#### Input for this task ####

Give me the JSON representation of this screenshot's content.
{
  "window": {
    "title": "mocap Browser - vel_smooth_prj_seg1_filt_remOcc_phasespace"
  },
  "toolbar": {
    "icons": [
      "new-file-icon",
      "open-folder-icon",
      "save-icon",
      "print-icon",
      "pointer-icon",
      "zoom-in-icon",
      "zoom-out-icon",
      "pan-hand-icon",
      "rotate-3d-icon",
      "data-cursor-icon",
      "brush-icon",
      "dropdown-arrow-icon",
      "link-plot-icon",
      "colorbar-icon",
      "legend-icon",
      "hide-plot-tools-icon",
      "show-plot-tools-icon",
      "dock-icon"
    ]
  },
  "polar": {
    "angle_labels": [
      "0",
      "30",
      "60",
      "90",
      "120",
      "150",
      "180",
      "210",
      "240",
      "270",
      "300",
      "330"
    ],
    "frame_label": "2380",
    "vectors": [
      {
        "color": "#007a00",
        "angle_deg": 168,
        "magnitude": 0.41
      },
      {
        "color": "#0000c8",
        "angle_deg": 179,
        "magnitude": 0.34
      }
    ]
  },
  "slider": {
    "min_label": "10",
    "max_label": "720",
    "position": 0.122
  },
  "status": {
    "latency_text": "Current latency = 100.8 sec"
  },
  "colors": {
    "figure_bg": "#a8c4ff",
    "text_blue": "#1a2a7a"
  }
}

####

> [What the task requires] Your task is to quote the listing above word for word.

> [Full output]
Give me the JSON representation of this screenshot's content.
{
  "window": {
    "title": "mocap Browser - vel_smooth_prj_seg1_filt_remOcc_phasespace"
  },
  "toolbar": {
    "icons": [
      "new-file-icon",
      "open-folder-icon",
      "save-icon",
      "print-icon",
      "pointer-icon",
      "zoom-in-icon",
      "zoom-out-icon",
      "pan-hand-icon",
      "rotate-3d-icon",
      "data-cursor-icon",
      "brush-icon",
      "dropdown-arrow-icon",
      "link-plot-icon",
      "colorbar-icon",
      "legend-icon",
      "hide-plot-tools-icon",
      "show-plot-tools-icon",
      "dock-icon"
    ]
  },
  "polar": {
    "angle_labels": [
      "0",
      "30",
      "60",
      "90",
      "120",
      "150",
      "180",
      "210",
      "240",
      "270",
      "300",
      "330"
    ],
    "frame_label": "2380",
    "vectors": [
      {
        "color": "#007a00",
        "angle_deg": 168,
        "magnitude": 0.41
      },
      {
        "color": "#0000c8",
        "angle_deg": 179,
        "magnitude": 0.34
      }
    ]
  },
  "slider": {
    "min_label": "10",
    "max_label": "720",
    "position": 0.122
  },
  "status": {
    "latency_text": "Current latency = 100.8 sec"
  },
  "colors": {
    "figure_bg": "#a8c4ff",
    "text_blue": "#1a2a7a"
  }
}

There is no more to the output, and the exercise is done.